Problem:
Copy every entry precisely.

-----

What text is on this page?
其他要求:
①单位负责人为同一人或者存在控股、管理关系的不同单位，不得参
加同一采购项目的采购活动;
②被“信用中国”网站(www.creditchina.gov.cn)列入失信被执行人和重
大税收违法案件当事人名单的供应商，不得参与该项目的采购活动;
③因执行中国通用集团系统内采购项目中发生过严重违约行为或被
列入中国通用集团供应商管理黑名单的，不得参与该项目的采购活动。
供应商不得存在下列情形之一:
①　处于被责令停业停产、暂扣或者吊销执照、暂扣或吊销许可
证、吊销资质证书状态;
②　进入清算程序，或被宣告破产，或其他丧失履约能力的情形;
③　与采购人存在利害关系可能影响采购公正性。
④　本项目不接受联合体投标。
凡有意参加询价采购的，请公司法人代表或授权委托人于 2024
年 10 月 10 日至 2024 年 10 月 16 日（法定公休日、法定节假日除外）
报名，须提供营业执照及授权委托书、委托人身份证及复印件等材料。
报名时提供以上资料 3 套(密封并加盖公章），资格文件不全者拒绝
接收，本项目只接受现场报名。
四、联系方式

-----

Correct answer:
What text is on this page?
其他要求:
①单位负责人为同一人或者存在控股、管理关系的不同单位，不得参
加同一采购项目的采购活动;
②被“信用中国”网站(www.creditchina.gov.cn)列入失信被执行人和重
大税收违法案件当事人名单的供应商，不得参与该项目的采购活动;
③因执行中国通用集团系统内采购项目中发生过严重违约行为或被
列入中国通用集团供应商管理黑名单的，不得参与该项目的采购活动。
供应商不得存在下列情形之一:
①　处于被责令停业停产、暂扣或者吊销执照、暂扣或吊销许可
证、吊销资质证书状态;
②　进入清算程序，或被宣告破产，或其他丧失履约能力的情形;
③　与采购人存在利害关系可能影响采购公正性。
④　本项目不接受联合体投标。
凡有意参加询价采购的，请公司法人代表或授权委托人于 2024
年 10 月 10 日至 2024 年 10 月 16 日（法定公休日、法定节假日除外）
报名，须提供营业执照及授权委托书、委托人身份证及复印件等材料。
报名时提供以上资料 3 套(密封并加盖公章），资格文件不全者拒绝
接收，本项目只接受现场报名。
四、联系方式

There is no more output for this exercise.